• [AIM OF THE TASK] Give the number of lines containing "title" in this listing, with no other words.

• [LISTED ENTRIES]

··········

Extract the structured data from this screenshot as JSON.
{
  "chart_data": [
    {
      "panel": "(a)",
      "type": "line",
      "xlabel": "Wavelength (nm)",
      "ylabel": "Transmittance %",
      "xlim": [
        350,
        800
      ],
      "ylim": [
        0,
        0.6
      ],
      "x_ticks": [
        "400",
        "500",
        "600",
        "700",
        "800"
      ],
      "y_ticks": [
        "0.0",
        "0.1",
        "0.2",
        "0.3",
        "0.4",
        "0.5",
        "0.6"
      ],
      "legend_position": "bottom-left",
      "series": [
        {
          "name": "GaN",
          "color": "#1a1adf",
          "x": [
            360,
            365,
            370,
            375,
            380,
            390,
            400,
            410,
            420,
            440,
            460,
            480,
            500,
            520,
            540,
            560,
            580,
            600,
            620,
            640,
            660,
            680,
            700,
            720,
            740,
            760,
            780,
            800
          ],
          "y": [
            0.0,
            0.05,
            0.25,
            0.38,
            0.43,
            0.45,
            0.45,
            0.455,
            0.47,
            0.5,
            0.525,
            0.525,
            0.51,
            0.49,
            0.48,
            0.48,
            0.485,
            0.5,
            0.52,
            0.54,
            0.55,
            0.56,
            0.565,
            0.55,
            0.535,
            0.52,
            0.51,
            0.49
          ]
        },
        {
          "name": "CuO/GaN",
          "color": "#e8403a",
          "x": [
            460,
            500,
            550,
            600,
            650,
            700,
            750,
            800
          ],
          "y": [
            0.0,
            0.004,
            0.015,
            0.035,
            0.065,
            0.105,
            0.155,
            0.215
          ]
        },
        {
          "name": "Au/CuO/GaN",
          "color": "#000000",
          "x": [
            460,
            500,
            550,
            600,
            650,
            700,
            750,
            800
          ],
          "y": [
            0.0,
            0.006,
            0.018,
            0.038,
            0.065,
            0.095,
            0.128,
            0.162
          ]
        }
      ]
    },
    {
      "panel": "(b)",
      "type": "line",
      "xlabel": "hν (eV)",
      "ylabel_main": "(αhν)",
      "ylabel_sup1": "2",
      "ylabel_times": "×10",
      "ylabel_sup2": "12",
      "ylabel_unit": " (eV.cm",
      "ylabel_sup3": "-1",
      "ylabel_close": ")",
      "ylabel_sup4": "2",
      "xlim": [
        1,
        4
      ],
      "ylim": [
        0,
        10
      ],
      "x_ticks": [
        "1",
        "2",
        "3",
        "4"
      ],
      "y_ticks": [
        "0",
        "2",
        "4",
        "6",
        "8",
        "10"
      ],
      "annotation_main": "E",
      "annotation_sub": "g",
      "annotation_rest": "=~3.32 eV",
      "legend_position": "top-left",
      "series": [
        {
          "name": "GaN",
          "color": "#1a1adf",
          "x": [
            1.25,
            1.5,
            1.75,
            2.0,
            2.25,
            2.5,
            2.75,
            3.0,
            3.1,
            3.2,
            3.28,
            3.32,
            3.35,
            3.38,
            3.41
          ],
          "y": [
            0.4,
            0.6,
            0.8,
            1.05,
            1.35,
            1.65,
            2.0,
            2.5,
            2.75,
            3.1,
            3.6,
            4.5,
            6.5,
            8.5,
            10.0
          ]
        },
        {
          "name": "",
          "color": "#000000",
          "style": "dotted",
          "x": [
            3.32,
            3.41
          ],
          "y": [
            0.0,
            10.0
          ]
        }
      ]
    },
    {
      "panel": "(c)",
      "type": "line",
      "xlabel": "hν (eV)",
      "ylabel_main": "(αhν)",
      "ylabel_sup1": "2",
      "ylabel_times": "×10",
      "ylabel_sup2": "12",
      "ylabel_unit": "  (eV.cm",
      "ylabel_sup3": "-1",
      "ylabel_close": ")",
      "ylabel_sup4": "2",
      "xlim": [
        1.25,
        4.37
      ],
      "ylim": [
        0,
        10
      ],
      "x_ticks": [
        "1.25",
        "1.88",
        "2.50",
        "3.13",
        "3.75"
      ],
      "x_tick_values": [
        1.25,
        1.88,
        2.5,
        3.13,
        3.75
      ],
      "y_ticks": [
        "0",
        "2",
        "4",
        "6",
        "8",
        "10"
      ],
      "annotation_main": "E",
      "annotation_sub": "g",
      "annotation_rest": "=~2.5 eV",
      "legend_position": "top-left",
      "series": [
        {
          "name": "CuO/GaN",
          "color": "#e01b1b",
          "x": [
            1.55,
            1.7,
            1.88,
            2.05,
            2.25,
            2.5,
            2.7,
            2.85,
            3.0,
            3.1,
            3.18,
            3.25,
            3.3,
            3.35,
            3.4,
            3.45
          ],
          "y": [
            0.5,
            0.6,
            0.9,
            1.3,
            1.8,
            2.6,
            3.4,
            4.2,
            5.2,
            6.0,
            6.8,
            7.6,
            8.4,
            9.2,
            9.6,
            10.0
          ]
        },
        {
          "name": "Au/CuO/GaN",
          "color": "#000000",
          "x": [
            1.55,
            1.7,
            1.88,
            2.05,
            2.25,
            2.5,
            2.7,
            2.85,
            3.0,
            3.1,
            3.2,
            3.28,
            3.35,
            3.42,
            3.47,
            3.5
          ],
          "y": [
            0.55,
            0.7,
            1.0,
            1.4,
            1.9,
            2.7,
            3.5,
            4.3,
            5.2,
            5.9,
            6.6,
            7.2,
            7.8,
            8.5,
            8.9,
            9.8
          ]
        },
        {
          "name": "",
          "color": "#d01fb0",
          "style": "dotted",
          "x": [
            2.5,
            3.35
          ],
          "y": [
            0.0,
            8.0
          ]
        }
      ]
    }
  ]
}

··········

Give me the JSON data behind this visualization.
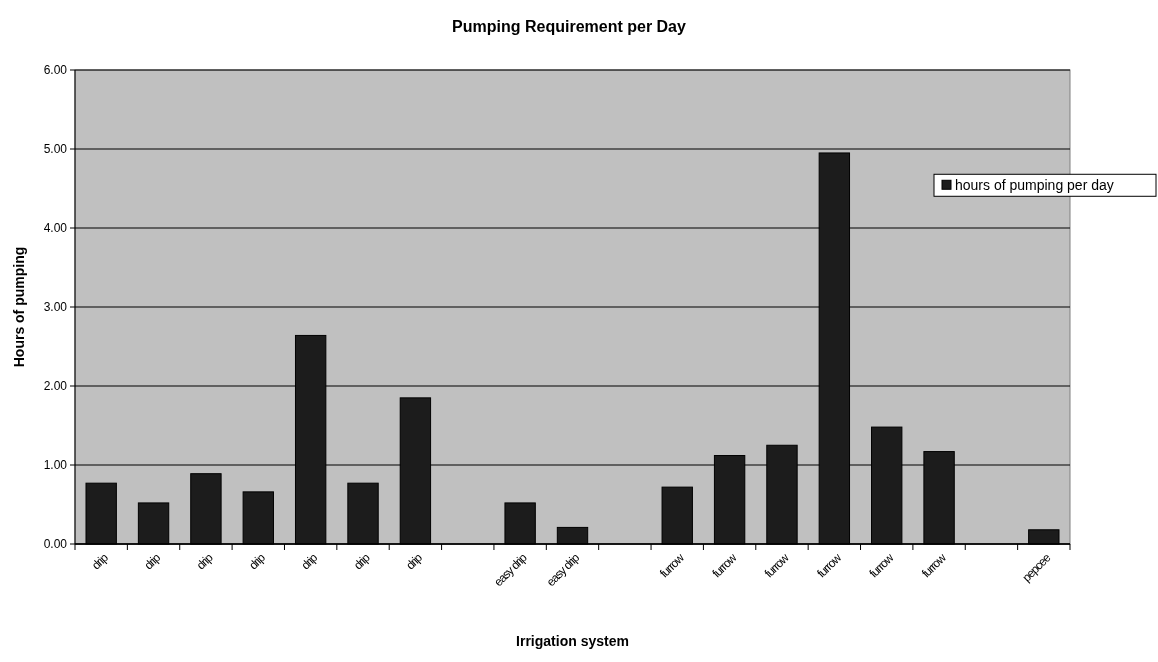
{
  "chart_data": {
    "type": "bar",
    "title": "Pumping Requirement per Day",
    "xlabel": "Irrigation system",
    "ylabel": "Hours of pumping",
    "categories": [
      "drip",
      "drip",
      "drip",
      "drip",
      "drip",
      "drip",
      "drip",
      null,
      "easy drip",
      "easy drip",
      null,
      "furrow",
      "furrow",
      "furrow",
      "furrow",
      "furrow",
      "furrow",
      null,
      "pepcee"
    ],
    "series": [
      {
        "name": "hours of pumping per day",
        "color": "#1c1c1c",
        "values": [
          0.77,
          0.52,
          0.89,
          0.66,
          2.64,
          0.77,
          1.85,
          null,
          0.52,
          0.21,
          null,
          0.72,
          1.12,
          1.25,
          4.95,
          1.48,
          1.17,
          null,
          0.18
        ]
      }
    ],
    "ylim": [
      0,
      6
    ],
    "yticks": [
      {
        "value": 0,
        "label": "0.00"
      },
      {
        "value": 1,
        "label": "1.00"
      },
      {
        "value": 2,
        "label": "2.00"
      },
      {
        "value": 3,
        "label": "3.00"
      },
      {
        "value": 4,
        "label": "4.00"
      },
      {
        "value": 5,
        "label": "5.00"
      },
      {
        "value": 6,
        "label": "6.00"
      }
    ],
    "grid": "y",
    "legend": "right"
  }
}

··········

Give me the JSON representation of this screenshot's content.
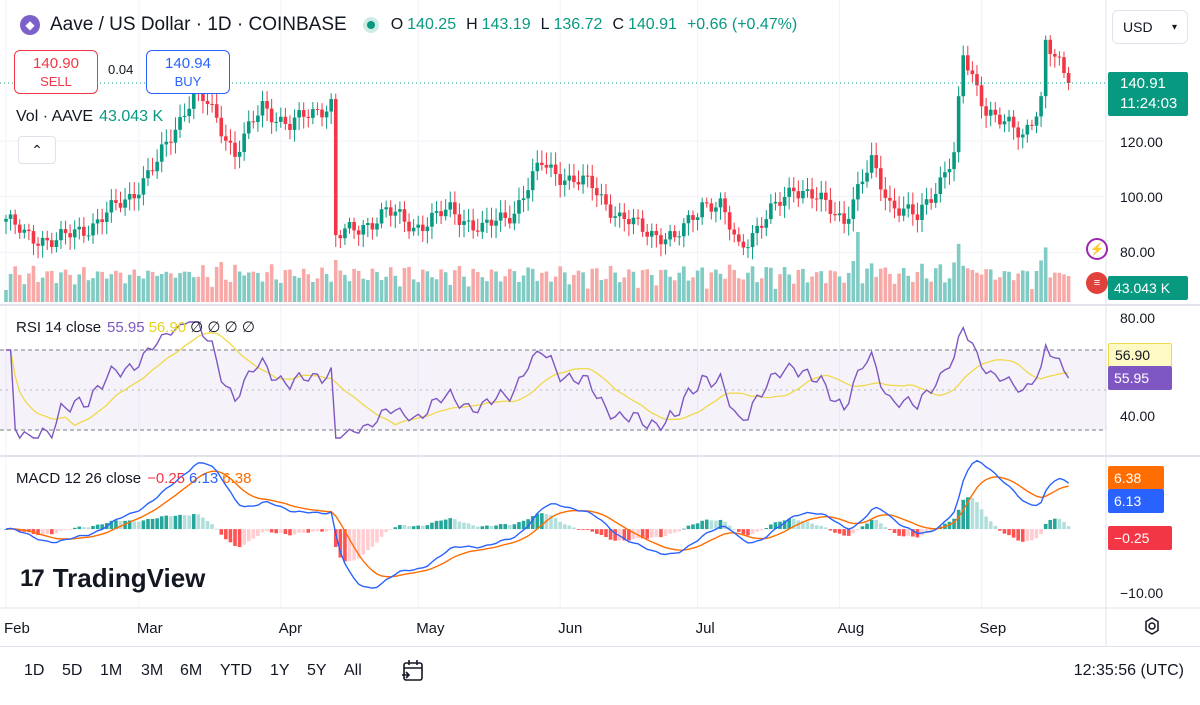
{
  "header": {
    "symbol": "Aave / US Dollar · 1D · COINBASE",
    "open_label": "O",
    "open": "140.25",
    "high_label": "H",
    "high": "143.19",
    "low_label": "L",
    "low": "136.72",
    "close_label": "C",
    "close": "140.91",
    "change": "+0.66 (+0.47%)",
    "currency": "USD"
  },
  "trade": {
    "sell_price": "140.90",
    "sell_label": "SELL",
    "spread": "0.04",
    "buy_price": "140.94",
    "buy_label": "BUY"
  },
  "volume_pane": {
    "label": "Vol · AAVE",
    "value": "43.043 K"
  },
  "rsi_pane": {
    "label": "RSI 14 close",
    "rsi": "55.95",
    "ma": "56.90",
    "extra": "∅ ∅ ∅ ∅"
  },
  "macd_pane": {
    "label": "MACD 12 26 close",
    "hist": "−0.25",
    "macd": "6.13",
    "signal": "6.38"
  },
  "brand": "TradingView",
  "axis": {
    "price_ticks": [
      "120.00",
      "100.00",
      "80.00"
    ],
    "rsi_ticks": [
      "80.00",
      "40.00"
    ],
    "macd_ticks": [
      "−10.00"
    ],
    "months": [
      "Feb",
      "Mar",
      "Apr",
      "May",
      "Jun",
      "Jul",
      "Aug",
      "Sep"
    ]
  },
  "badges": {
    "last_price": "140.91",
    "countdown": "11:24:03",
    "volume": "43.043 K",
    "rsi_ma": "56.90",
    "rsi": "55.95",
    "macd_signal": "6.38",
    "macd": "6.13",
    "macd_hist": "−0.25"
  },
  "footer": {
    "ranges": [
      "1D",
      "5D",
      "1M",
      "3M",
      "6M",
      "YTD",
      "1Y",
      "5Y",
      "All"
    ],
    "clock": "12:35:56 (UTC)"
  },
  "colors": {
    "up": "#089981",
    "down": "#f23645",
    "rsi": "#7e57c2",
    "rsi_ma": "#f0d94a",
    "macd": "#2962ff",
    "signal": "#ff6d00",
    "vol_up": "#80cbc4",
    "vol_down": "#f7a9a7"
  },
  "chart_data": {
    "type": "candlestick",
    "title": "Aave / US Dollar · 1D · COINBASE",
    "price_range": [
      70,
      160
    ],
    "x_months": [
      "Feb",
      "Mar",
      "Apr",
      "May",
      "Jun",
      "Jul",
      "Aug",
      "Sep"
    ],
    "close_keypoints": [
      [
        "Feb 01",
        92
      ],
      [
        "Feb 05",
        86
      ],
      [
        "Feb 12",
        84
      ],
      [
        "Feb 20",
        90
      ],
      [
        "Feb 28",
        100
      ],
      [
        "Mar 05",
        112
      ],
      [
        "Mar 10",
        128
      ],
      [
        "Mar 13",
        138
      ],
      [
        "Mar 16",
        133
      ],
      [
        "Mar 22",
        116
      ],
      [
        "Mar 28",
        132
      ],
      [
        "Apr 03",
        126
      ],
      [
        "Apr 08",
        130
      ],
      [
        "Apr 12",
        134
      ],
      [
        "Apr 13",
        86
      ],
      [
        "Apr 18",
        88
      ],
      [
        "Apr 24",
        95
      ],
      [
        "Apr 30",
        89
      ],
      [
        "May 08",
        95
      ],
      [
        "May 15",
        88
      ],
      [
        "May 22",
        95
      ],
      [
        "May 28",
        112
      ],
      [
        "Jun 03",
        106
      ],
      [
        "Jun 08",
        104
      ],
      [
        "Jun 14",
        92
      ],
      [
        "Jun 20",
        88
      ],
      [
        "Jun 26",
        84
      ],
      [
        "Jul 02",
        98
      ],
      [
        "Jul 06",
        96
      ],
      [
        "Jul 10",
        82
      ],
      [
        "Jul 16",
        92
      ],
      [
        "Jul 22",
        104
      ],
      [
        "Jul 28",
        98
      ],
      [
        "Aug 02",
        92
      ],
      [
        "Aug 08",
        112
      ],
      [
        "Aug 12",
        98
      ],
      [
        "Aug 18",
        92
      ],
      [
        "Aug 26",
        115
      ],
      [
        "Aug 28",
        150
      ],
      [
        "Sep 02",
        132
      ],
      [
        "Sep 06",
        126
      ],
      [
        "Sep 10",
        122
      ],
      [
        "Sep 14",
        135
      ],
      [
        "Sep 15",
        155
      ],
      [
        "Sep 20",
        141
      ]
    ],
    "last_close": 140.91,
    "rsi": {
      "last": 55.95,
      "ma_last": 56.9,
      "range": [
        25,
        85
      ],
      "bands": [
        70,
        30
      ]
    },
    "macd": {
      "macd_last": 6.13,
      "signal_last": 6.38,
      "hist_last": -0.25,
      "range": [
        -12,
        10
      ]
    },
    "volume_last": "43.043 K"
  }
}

··········

• [RIGHT ANSWER] 2